* [RECORDS TO PROCESS]
#####

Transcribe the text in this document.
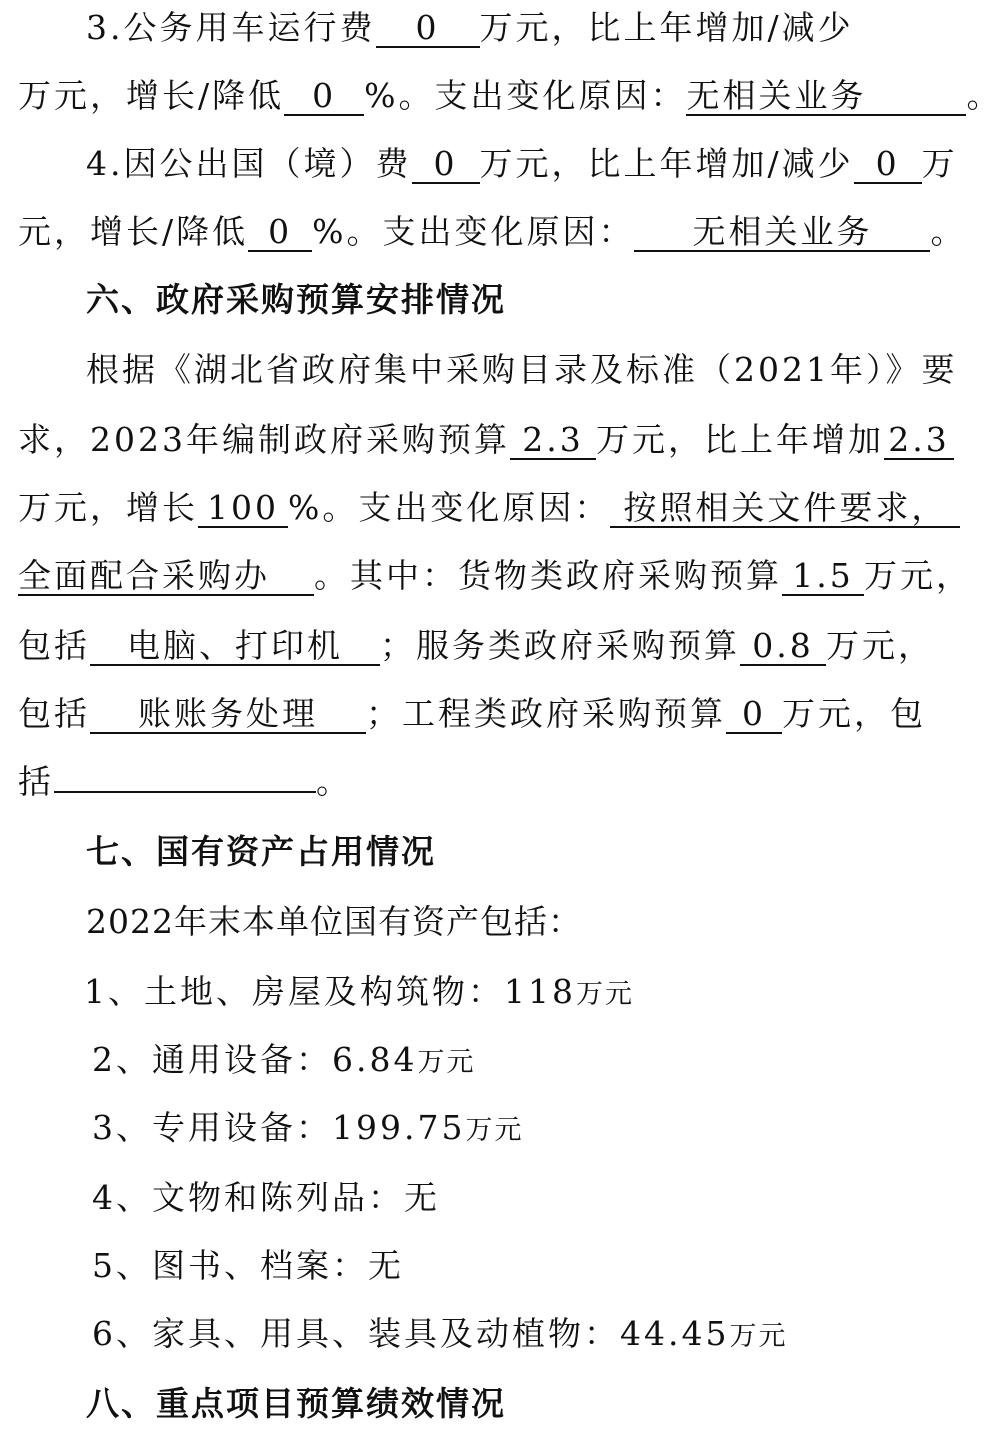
3.公务用车运行费 0 万元，比上年增加/减少
万元，增长/降低 0 %。支出变化原因：无相关业务	。
4.因公出国（境）费 0 万元，比上年增加/减少 0 万
元，增长/降低 0 %。支出变化原因： 无相关业务 。
六、政府采购预算安排情况
根据《湖北省政府集中采购目录及标准（2021年）》要
求，2023年编制政府采购预算 2.3 万元，比上年增加 2.3
万元，增长 100 %。支出变化原因： 按照相关文件要求，
全面配合采购办 。其中：货物类政府采购预算 1.5 万元，
包括 电脑、打印机 ；服务类政府采购预算 0.8 万元，
包括 账账务处理 ；工程类政府采购预算 0 万元，包
括	。
七、国有资产占用情况
2022年末本单位国有资产包括：
1、土地、房屋及构筑物：118万元
2、通用设备：6.84万元
3、专用设备：199.75万元
4、文物和陈列品：无
5、图书、档案：无
6、家具、用具、装具及动植物：44.45万元
八、重点项目预算绩效情况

#####

Give back the whole listing as it stands, minus its pictures.

Transcribe the text in this document.
3.公务用车运行费 0 万元，比上年增加/减少
万元，增长/降低 0 %。支出变化原因：无相关业务	。
4.因公出国（境）费 0 万元，比上年增加/减少 0 万
元，增长/降低 0 %。支出变化原因： 无相关业务 。
六、政府采购预算安排情况
根据《湖北省政府集中采购目录及标准（2021年）》要
求，2023年编制政府采购预算 2.3 万元，比上年增加 2.3
万元，增长 100 %。支出变化原因： 按照相关文件要求，
全面配合采购办 。其中：货物类政府采购预算 1.5 万元，
包括 电脑、打印机 ；服务类政府采购预算 0.8 万元，
包括 账账务处理 ；工程类政府采购预算 0 万元，包
括	。
七、国有资产占用情况
2022年末本单位国有资产包括：
1、土地、房屋及构筑物：118万元
2、通用设备：6.84万元
3、专用设备：199.75万元
4、文物和陈列品：无
5、图书、档案：无
6、家具、用具、装具及动植物：44.45万元
八、重点项目预算绩效情况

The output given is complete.